Saved entries:
------------------------------------------------------------
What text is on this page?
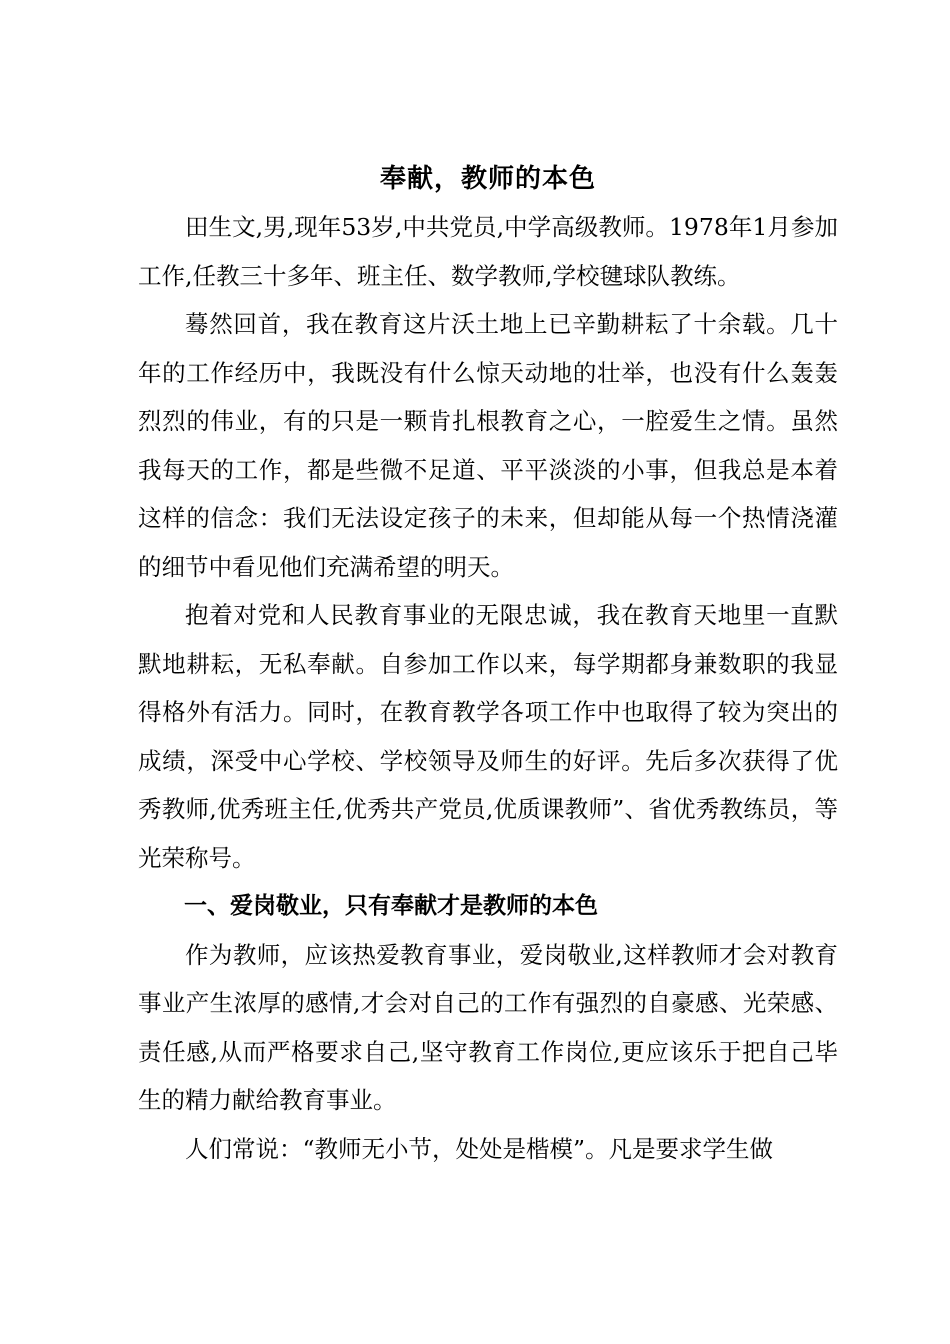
奉献，教师的本色

田生文,男,现年53岁,中共党员,中学高级教师。1978年1月参加工作,任教三十多年、班主任、数学教师,学校毽球队教练。

蓦然回首，我在教育这片沃土地上已辛勤耕耘了十余载。几十年的工作经历中，我既没有什么惊天动地的壮举，也没有什么轰轰烈烈的伟业，有的只是一颗肯扎根教育之心，一腔爱生之情。虽然我每天的工作，都是些微不足道、平平淡淡的小事，但我总是本着这样的信念：我们无法设定孩子的未来，但却能从每一个热情浇灌的细节中看见他们充满希望的明天。

抱着对党和人民教育事业的无限忠诚，我在教育天地里一直默默地耕耘，无私奉献。自参加工作以来，每学期都身兼数职的我显得格外有活力。同时，在教育教学各项工作中也取得了较为突出的成绩，深受中心学校、学校领导及师生的好评。先后多次获得了优秀教师,优秀班主任,优秀共产党员,优质课教师”、省优秀教练员，等光荣称号。

一、爱岗敬业，只有奉献才是教师的本色

作为教师，应该热爱教育事业，爱岗敬业,这样教师才会对教育事业产生浓厚的感情,才会对自己的工作有强烈的自豪感、光荣感、责任感,从而严格要求自己,坚守教育工作岗位,更应该乐于把自己毕生的精力献给教育事业。

人们常说：“教师无小节，处处是楷模”。凡是要求学生做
------------------------------------------------------------
## What is required
Restate the entire listing word for word, excluding pictures.

## Exercise response
What text is on this page?
奉献，教师的本色

田生文,男,现年53岁,中共党员,中学高级教师。1978年1月参加工作,任教三十多年、班主任、数学教师,学校毽球队教练。

蓦然回首，我在教育这片沃土地上已辛勤耕耘了十余载。几十年的工作经历中，我既没有什么惊天动地的壮举，也没有什么轰轰烈烈的伟业，有的只是一颗肯扎根教育之心，一腔爱生之情。虽然我每天的工作，都是些微不足道、平平淡淡的小事，但我总是本着这样的信念：我们无法设定孩子的未来，但却能从每一个热情浇灌的细节中看见他们充满希望的明天。

抱着对党和人民教育事业的无限忠诚，我在教育天地里一直默默地耕耘，无私奉献。自参加工作以来，每学期都身兼数职的我显得格外有活力。同时，在教育教学各项工作中也取得了较为突出的成绩，深受中心学校、学校领导及师生的好评。先后多次获得了优秀教师,优秀班主任,优秀共产党员,优质课教师”、省优秀教练员，等光荣称号。

一、爱岗敬业，只有奉献才是教师的本色

作为教师，应该热爱教育事业，爱岗敬业,这样教师才会对教育事业产生浓厚的感情,才会对自己的工作有强烈的自豪感、光荣感、责任感,从而严格要求自己,坚守教育工作岗位,更应该乐于把自己毕生的精力献给教育事业。

人们常说：“教师无小节，处处是楷模”。凡是要求学生做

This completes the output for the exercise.